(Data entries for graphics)

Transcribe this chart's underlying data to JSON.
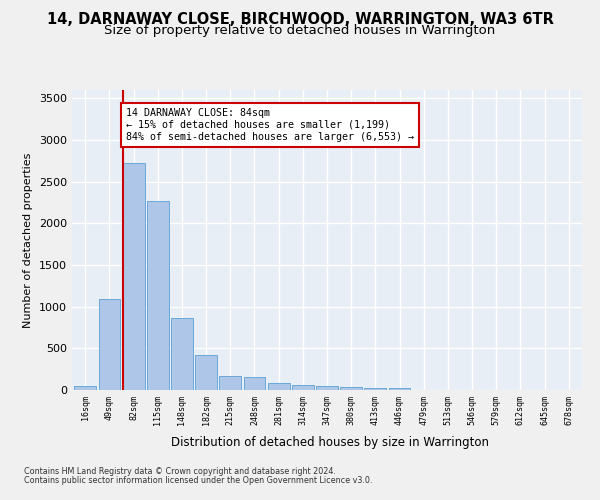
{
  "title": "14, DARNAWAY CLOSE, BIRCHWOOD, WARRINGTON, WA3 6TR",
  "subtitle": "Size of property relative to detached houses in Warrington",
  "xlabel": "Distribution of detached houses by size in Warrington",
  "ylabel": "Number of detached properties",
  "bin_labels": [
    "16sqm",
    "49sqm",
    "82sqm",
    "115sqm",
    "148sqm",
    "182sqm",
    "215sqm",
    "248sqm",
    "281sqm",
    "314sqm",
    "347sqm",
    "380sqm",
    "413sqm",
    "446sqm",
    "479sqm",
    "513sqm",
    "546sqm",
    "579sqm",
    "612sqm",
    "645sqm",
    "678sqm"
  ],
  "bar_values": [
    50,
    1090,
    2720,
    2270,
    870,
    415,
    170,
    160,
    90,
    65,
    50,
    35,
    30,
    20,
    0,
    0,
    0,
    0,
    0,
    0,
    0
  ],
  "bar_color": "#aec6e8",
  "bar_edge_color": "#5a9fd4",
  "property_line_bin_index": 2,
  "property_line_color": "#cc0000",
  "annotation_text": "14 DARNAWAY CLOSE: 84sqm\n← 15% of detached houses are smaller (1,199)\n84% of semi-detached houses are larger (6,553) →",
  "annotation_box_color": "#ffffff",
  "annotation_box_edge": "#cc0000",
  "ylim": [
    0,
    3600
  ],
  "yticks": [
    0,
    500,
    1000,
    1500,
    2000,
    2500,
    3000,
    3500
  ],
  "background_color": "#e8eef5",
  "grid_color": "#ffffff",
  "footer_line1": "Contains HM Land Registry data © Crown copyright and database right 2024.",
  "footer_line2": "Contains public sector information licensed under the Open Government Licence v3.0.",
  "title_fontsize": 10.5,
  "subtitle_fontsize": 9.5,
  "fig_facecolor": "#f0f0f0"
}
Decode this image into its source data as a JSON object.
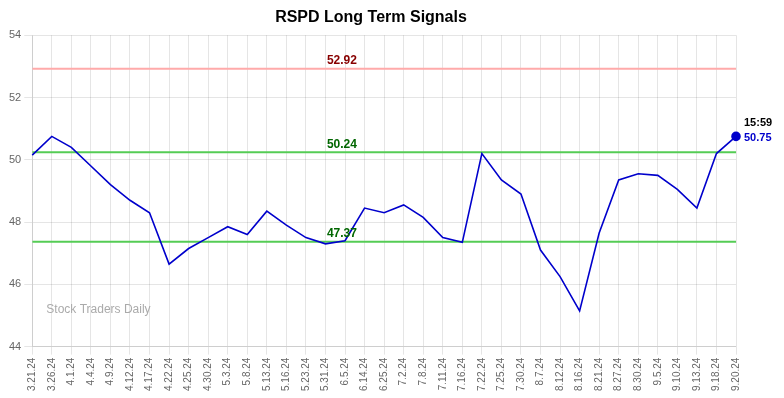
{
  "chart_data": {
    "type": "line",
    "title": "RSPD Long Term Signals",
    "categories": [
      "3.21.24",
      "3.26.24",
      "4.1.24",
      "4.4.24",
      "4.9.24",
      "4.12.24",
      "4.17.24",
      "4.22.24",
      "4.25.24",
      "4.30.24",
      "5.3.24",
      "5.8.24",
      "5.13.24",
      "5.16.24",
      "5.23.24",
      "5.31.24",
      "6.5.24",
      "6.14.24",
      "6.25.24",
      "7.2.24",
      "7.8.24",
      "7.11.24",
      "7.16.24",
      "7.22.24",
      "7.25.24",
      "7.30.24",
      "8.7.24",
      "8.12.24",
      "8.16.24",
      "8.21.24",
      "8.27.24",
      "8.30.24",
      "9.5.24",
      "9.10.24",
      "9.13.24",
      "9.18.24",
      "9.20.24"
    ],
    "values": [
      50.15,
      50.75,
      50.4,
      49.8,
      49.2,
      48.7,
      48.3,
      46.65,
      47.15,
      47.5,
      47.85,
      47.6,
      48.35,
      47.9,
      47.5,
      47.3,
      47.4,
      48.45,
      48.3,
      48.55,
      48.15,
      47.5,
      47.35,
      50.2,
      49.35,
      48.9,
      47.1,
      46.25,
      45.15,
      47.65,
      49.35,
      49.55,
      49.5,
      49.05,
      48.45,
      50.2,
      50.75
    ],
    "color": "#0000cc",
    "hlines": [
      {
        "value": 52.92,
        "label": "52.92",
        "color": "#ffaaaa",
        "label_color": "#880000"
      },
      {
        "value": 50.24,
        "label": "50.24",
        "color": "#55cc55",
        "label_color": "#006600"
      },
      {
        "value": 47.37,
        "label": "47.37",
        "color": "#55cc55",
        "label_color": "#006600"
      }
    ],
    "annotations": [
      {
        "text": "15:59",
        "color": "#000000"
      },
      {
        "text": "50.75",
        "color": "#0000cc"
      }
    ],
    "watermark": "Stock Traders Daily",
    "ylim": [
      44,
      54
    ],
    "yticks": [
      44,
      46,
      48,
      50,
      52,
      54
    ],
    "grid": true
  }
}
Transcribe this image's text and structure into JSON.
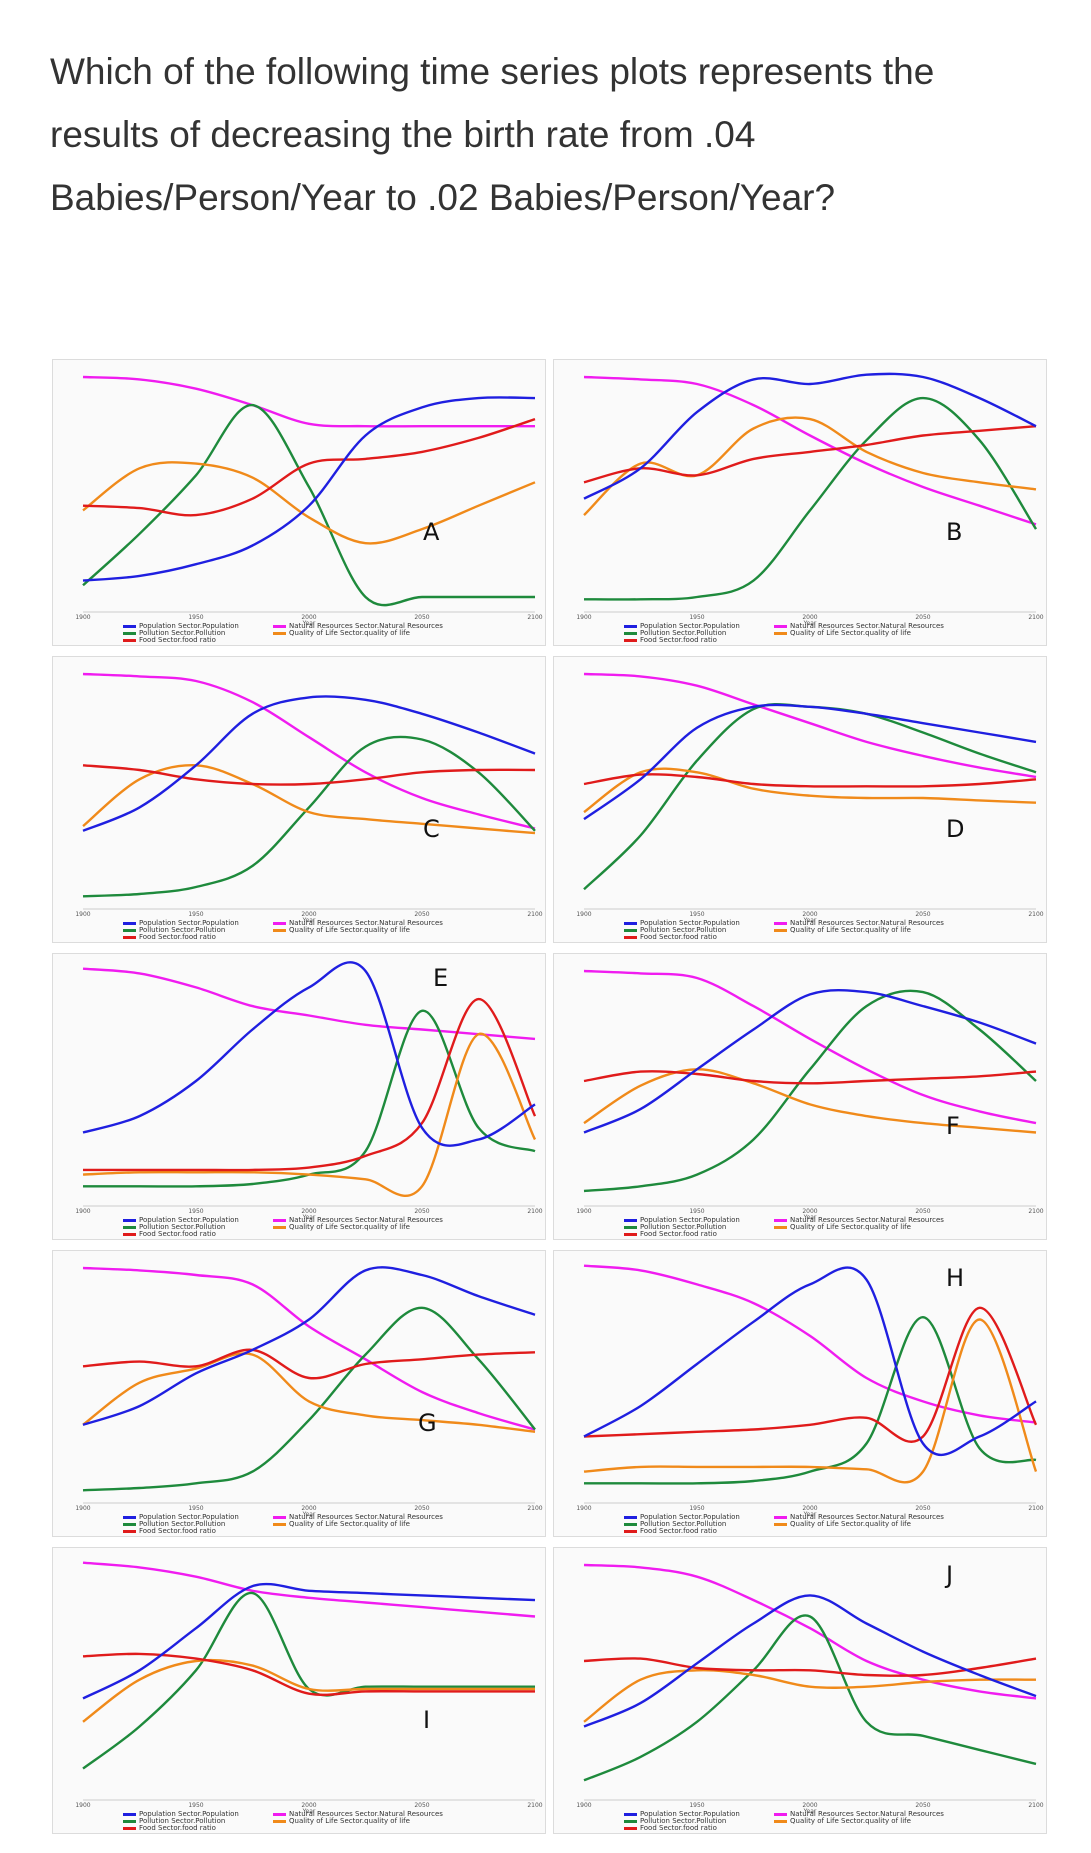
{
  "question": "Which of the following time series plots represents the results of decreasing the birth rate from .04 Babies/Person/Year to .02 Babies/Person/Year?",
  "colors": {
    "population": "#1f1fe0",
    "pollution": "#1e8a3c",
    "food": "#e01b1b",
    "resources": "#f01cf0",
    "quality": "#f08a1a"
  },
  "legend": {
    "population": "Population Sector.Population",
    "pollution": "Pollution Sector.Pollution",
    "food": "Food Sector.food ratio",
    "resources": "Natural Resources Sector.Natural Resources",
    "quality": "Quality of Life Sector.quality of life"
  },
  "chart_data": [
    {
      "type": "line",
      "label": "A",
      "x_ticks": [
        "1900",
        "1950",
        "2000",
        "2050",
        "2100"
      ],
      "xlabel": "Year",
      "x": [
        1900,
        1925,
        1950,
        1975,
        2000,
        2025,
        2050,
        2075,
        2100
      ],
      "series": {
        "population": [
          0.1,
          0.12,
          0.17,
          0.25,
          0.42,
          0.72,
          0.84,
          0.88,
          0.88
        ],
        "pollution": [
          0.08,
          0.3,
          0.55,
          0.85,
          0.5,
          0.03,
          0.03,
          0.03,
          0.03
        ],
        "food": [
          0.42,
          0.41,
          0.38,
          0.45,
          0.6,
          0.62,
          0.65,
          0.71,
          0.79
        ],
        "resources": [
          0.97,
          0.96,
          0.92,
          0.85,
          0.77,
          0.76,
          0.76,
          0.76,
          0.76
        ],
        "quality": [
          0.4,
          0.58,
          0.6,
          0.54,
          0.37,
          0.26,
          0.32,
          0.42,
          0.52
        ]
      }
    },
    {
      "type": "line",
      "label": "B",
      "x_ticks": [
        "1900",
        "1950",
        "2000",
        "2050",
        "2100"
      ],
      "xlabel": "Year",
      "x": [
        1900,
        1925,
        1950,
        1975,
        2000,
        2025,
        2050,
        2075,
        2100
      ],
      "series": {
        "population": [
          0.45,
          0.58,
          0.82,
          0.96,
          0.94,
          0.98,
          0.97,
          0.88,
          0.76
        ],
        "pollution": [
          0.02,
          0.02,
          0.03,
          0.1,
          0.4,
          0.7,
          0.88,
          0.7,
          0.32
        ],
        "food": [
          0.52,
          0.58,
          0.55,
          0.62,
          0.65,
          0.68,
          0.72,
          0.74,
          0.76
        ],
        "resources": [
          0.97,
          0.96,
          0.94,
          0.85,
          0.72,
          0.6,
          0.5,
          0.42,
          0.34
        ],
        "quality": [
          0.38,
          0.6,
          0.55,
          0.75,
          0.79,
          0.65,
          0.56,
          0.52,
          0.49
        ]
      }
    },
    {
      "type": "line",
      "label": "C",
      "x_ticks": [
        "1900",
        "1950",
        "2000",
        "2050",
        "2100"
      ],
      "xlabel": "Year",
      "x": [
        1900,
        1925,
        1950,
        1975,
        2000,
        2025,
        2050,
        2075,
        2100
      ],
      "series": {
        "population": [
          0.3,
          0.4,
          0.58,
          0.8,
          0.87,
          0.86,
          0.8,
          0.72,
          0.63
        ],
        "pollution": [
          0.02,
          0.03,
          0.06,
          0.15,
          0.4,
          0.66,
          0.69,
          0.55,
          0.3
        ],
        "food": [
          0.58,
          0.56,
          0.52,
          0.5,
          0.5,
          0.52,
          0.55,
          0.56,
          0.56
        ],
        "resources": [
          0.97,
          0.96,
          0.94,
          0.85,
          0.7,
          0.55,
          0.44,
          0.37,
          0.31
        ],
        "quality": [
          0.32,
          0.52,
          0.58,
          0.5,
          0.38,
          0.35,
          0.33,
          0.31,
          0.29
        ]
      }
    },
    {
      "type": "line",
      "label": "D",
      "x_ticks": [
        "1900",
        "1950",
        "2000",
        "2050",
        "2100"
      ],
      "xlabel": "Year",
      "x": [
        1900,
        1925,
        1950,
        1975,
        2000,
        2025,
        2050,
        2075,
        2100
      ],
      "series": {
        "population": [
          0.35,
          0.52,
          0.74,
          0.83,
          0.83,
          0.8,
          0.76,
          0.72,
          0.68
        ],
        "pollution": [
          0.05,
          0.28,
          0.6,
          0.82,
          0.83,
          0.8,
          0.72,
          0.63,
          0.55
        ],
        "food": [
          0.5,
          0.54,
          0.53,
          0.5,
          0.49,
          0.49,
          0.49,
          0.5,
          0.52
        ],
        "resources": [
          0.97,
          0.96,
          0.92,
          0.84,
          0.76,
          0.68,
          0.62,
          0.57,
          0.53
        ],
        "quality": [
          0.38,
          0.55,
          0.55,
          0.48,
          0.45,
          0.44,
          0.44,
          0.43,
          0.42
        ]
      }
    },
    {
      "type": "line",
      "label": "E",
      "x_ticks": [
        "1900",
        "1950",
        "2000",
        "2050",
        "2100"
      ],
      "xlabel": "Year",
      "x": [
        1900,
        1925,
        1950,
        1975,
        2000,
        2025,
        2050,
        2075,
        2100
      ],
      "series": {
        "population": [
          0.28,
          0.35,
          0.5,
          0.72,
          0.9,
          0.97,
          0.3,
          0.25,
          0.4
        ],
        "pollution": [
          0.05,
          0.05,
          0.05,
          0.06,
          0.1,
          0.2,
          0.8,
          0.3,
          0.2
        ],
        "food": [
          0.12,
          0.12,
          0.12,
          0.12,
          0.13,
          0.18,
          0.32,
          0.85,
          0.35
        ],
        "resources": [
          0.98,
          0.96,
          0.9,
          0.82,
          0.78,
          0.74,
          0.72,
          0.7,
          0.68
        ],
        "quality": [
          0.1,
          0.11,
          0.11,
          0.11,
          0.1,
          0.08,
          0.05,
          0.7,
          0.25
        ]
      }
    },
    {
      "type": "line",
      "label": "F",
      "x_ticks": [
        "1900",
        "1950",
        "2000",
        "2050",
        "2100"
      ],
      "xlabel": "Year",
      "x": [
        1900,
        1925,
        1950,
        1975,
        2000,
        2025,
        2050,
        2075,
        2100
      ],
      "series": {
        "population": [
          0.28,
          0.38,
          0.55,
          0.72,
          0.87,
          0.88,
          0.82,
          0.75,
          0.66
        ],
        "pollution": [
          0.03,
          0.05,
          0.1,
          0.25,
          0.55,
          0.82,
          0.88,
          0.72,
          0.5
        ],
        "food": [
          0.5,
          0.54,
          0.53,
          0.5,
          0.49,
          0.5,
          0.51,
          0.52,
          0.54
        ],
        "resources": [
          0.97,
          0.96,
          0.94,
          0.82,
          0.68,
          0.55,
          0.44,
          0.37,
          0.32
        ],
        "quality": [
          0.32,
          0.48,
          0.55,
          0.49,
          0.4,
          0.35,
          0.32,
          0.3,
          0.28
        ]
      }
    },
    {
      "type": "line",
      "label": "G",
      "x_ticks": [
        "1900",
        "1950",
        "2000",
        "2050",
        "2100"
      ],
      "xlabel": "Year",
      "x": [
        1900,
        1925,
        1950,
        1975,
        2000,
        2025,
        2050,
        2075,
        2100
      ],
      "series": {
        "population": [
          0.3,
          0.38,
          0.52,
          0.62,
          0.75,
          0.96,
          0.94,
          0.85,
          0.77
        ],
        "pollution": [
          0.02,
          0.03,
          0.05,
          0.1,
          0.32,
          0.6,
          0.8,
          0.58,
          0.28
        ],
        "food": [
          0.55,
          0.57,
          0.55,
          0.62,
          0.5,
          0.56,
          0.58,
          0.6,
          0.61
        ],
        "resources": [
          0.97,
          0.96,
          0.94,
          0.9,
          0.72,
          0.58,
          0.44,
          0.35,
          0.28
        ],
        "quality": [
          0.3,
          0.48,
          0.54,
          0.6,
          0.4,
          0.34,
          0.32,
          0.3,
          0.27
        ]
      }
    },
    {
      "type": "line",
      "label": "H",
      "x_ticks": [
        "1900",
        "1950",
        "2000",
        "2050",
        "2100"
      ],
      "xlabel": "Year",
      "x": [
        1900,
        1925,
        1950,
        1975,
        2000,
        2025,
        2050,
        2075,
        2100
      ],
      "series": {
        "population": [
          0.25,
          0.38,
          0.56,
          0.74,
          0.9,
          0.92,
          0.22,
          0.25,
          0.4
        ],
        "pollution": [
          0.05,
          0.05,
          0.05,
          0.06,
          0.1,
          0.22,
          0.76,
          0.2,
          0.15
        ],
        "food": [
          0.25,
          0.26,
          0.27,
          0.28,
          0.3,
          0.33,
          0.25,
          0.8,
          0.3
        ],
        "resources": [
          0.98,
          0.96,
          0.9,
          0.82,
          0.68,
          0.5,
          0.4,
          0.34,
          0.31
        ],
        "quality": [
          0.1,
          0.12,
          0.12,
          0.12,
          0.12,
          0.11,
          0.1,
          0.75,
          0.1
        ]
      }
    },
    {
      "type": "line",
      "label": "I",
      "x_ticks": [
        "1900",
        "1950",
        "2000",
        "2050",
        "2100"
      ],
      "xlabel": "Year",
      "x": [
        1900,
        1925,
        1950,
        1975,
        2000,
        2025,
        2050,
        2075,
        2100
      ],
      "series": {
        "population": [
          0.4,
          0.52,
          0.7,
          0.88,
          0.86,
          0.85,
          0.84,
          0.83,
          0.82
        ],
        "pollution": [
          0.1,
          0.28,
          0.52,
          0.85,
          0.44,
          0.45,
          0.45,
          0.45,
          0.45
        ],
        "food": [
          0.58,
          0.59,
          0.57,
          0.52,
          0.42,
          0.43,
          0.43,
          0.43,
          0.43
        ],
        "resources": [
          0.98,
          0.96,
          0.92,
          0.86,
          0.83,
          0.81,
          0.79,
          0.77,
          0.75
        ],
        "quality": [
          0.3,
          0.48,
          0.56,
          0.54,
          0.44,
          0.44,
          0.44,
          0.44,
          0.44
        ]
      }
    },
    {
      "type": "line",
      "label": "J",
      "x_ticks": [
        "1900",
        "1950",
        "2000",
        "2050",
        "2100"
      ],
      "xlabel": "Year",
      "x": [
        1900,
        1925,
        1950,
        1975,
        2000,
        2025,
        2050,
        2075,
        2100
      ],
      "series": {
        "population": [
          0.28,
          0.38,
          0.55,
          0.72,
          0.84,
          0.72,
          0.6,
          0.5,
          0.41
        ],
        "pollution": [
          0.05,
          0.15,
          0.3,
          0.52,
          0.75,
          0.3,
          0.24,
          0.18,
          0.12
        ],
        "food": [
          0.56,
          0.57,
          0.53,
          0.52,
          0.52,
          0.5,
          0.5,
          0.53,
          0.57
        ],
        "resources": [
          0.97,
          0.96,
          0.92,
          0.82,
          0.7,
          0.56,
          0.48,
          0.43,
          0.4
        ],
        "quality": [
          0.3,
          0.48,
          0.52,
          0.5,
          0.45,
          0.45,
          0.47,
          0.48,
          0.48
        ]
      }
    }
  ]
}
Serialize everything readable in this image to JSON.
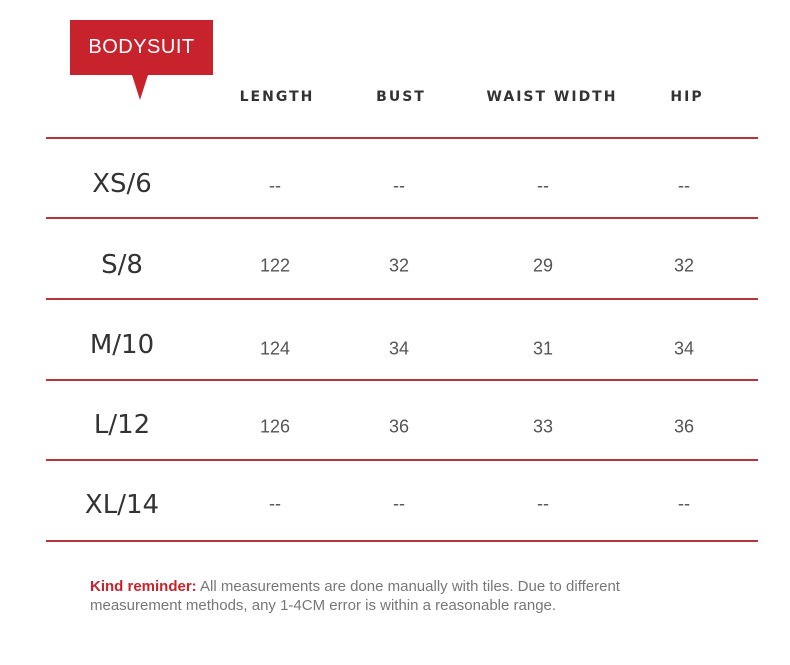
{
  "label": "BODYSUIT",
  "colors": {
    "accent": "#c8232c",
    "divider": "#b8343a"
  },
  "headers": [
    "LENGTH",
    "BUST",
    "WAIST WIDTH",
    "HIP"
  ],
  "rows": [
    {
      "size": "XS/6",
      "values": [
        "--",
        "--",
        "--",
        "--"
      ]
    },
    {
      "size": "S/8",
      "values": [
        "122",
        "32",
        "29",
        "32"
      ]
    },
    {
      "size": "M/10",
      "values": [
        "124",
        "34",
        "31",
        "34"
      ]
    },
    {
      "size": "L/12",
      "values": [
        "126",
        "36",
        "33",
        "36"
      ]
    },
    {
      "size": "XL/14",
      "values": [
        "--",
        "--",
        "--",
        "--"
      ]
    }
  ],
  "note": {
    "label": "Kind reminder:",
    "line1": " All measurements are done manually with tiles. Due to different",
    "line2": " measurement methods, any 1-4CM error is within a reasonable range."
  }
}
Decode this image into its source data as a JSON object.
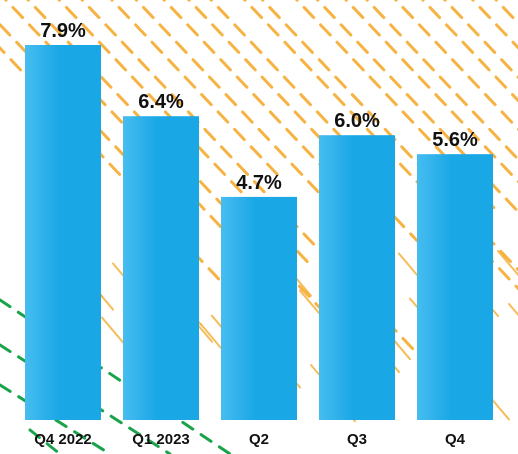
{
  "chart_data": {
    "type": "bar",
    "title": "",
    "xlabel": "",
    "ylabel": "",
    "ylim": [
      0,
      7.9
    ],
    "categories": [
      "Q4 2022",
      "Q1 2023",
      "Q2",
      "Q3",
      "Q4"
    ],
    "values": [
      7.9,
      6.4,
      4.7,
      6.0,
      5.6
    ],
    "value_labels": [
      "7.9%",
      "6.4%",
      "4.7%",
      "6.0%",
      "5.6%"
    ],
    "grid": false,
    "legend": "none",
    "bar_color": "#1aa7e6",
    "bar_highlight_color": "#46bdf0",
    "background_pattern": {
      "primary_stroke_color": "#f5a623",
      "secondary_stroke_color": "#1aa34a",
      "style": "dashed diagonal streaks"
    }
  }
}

■ TASK BRIEF ■
Answer with one number only: how many lines above contain the word "houses".

■ ANSWER TO THIS PROBLEM ■
3